Set task → Search the records for "document". Copy every line where it appears.

---------------

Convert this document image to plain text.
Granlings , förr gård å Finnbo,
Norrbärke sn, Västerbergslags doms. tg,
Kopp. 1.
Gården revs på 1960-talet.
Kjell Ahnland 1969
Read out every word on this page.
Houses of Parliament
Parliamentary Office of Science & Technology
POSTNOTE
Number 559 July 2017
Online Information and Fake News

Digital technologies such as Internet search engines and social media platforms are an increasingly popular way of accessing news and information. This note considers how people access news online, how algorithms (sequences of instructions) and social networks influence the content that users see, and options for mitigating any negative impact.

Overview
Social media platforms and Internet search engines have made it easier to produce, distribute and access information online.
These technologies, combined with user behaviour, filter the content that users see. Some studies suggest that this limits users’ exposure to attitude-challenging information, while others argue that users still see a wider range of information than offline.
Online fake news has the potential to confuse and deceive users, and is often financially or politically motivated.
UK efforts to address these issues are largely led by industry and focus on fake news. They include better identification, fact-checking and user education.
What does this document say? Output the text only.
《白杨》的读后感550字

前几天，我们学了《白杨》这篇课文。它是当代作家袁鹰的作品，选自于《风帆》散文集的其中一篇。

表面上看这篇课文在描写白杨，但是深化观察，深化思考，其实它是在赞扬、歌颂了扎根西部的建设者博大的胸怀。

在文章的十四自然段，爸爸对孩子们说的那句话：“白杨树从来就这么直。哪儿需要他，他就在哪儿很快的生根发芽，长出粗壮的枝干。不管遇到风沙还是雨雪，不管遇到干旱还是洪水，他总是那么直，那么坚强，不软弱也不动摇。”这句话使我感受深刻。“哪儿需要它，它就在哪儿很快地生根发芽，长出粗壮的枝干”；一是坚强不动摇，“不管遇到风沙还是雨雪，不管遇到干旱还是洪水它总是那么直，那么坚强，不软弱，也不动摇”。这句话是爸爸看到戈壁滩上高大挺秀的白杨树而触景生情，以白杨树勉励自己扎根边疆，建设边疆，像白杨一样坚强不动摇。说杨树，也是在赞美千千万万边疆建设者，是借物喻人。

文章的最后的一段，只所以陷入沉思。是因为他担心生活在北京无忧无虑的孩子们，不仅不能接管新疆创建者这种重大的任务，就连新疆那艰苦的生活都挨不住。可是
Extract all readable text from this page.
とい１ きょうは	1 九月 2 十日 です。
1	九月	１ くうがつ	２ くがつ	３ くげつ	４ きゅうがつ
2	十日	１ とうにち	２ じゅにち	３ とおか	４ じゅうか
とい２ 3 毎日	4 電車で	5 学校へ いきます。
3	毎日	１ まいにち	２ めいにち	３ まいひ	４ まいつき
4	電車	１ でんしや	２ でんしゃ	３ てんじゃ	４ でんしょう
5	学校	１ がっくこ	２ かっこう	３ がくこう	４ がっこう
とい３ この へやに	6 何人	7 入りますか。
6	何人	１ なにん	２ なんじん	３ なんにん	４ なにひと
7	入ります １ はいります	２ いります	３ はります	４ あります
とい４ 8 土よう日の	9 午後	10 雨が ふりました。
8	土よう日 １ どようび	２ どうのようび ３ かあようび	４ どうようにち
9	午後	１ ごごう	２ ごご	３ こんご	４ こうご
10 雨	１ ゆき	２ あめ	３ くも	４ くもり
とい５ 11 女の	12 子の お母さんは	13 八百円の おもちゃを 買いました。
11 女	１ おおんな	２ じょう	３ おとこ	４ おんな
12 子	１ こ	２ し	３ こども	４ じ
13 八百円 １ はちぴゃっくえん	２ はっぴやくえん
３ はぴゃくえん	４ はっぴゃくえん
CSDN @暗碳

---------------

The response →
Convert this document image to plain text.
What does this document say? Output the text only.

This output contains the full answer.